Task instructions:
The answer is one number: how many lines hold the string "JSON".

Items from a figure collection:
- - - - - - -

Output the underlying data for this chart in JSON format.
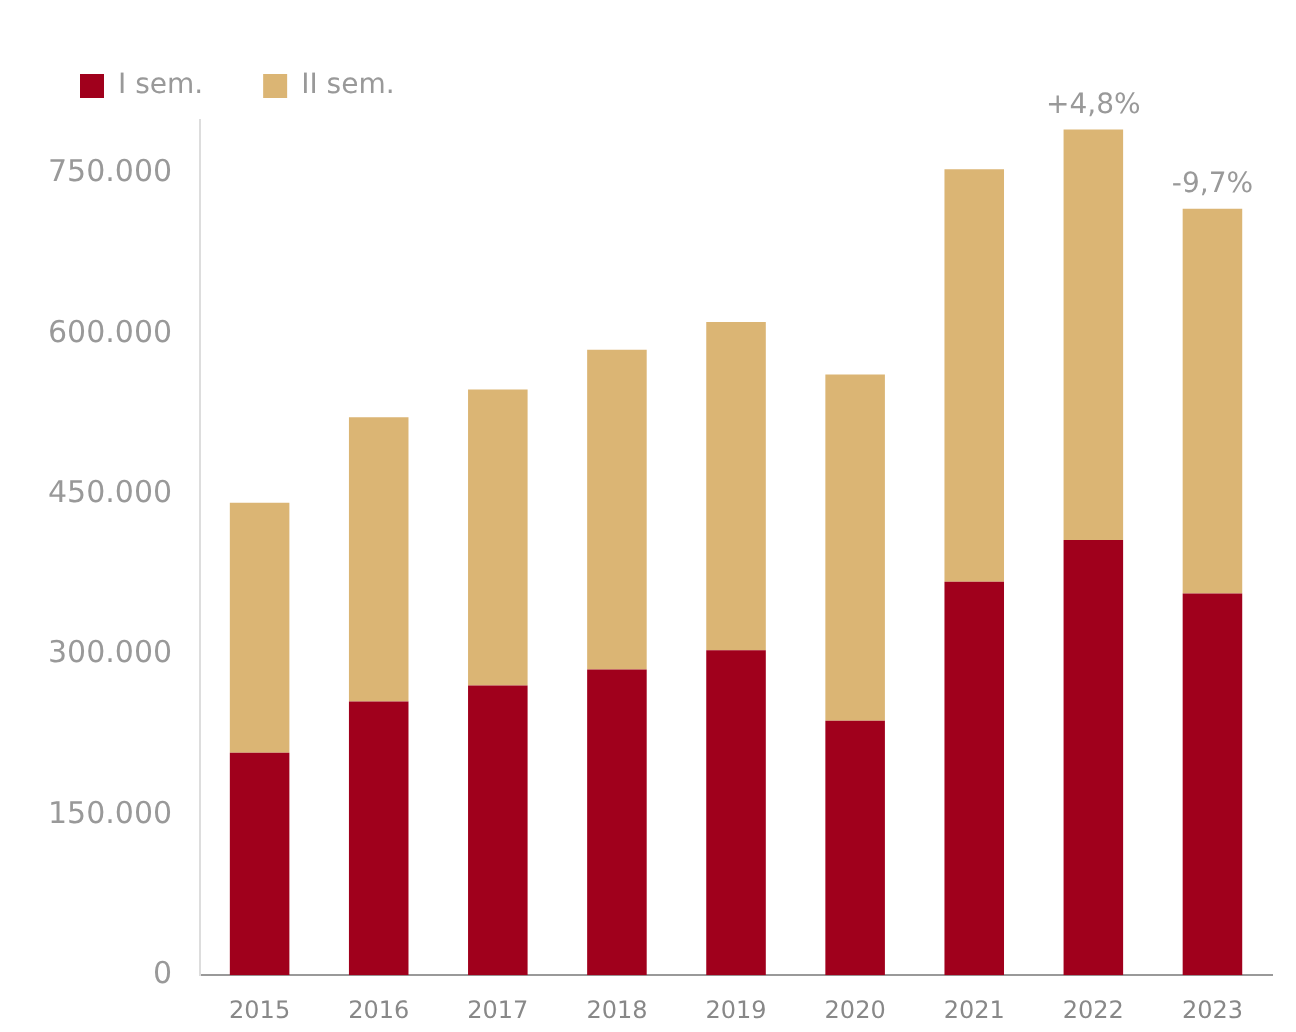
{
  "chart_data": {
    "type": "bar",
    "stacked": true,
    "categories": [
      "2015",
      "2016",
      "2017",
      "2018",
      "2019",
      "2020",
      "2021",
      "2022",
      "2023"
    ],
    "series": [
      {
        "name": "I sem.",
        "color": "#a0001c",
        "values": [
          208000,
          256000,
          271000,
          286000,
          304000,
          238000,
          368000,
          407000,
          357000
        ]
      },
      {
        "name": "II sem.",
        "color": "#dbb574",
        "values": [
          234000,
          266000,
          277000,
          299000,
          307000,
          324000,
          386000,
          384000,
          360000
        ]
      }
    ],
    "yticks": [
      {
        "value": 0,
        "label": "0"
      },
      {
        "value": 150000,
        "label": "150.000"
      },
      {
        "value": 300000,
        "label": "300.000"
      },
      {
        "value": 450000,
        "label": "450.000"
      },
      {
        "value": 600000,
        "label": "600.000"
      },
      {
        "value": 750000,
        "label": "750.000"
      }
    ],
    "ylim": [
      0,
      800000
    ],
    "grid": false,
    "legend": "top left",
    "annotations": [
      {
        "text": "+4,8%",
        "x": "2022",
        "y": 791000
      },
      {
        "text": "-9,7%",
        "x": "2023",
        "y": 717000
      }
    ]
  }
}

- - - - - - -

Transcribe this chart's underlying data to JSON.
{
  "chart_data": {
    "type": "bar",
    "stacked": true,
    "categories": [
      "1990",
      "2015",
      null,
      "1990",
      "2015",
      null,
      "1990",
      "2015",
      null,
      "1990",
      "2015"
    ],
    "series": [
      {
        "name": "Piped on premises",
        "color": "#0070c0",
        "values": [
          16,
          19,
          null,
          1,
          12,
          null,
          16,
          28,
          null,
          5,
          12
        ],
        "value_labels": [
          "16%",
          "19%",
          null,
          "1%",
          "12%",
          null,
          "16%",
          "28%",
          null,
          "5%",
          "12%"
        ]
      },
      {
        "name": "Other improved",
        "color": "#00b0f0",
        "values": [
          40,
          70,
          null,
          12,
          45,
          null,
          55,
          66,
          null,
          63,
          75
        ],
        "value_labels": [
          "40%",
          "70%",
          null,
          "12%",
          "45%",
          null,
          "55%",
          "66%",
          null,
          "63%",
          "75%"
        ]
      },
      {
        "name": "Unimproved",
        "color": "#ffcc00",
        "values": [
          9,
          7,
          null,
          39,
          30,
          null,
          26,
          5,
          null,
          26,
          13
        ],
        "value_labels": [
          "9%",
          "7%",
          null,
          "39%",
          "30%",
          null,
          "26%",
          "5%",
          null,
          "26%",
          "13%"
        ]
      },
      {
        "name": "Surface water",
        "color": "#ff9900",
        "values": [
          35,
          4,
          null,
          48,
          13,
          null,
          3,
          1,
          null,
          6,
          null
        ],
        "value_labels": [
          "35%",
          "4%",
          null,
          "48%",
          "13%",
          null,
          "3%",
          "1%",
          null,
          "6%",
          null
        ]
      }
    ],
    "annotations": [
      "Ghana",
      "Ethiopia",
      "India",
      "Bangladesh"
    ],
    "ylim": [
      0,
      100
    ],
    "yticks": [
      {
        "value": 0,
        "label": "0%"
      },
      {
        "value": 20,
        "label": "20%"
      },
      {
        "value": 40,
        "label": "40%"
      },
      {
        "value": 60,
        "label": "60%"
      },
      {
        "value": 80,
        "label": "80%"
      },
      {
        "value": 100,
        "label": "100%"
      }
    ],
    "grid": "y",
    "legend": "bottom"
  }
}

- - - - - - -

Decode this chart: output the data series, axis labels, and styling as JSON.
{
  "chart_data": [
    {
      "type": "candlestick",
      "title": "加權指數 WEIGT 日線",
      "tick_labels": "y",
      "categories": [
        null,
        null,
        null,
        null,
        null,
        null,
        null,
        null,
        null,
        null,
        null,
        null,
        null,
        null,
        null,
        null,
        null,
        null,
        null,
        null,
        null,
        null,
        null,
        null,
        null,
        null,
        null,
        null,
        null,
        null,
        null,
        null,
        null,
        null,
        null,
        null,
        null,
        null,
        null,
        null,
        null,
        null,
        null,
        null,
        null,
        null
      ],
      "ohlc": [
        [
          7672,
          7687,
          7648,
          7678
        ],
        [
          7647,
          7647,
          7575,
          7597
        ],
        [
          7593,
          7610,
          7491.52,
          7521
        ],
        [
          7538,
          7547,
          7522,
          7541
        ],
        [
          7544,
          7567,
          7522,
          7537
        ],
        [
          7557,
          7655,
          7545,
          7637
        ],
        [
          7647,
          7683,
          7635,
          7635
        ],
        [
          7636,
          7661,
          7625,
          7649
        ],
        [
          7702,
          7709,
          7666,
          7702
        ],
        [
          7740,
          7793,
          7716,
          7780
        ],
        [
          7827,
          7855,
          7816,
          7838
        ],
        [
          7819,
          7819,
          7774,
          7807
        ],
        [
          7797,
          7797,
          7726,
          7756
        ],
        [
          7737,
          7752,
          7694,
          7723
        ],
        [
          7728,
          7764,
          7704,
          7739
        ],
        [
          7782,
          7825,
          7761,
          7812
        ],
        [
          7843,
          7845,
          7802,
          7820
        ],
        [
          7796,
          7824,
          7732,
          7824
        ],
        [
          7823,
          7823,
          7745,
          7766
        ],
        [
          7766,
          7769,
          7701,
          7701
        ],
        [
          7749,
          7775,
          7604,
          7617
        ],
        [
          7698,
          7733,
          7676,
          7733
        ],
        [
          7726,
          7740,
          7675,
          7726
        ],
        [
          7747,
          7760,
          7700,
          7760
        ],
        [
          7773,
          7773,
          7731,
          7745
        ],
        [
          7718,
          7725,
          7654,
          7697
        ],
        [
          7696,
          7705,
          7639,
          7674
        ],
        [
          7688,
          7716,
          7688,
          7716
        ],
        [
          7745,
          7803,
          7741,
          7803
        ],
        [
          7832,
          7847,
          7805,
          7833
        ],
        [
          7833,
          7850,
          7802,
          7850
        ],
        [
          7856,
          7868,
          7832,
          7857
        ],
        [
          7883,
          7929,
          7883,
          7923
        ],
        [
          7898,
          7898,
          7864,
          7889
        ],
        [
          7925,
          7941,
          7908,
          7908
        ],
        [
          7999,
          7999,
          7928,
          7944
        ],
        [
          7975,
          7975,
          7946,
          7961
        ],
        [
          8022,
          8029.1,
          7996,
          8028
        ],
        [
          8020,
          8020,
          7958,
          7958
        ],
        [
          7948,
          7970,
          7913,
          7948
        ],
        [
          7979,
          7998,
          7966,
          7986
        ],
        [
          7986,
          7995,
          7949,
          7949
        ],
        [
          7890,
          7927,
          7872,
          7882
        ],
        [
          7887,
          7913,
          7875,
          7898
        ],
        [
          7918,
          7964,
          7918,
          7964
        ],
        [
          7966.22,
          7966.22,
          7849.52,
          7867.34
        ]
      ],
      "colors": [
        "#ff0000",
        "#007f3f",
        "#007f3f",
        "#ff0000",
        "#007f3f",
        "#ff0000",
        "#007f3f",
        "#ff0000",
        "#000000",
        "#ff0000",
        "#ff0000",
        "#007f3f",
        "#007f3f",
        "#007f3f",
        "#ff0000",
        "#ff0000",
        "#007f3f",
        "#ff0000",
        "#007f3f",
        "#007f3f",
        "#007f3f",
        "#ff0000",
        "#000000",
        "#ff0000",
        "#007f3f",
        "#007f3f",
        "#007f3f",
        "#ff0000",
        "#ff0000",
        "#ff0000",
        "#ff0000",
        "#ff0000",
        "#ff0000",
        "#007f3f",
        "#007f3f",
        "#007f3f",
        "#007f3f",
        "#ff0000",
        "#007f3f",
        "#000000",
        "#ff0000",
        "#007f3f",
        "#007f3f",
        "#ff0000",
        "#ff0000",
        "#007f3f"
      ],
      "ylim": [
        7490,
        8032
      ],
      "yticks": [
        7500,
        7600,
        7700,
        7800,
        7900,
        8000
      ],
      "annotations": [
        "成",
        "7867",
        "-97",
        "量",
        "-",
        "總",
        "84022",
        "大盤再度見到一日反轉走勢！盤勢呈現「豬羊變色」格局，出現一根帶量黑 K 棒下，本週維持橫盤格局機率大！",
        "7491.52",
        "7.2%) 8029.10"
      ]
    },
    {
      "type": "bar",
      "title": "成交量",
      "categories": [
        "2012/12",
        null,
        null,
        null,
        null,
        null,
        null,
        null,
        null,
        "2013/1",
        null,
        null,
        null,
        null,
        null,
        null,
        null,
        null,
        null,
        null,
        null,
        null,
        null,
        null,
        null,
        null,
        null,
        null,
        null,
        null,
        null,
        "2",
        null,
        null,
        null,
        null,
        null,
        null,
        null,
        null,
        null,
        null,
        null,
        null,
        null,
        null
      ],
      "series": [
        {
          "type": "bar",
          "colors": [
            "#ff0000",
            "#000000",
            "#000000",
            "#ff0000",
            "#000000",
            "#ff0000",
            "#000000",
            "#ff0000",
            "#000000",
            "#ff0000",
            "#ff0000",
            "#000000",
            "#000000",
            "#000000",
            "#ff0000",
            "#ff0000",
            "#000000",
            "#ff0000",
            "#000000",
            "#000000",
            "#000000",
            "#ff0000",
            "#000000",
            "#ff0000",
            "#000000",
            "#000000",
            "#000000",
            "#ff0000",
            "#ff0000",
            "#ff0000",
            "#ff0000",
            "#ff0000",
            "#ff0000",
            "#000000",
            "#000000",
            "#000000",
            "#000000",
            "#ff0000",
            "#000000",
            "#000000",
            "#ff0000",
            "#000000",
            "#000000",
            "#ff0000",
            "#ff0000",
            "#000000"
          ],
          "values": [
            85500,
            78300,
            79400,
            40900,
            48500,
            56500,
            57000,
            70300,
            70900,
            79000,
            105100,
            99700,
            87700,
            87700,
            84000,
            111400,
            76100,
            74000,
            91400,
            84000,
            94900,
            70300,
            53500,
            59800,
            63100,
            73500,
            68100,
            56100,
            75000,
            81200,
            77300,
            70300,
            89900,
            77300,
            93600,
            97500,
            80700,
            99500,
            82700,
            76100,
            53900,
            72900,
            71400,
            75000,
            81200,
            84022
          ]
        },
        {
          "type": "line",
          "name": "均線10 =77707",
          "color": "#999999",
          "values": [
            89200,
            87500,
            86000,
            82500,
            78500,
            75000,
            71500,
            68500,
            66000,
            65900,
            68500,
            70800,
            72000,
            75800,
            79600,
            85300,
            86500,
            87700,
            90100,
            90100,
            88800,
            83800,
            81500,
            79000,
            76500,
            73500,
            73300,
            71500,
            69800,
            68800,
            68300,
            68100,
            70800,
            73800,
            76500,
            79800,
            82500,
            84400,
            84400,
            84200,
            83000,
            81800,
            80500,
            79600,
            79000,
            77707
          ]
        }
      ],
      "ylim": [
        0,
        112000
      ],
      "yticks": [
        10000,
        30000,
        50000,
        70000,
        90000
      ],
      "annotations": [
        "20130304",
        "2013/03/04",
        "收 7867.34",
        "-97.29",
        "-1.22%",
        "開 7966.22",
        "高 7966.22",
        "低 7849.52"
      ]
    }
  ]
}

- - - - - - -

Reply to the exercise:
3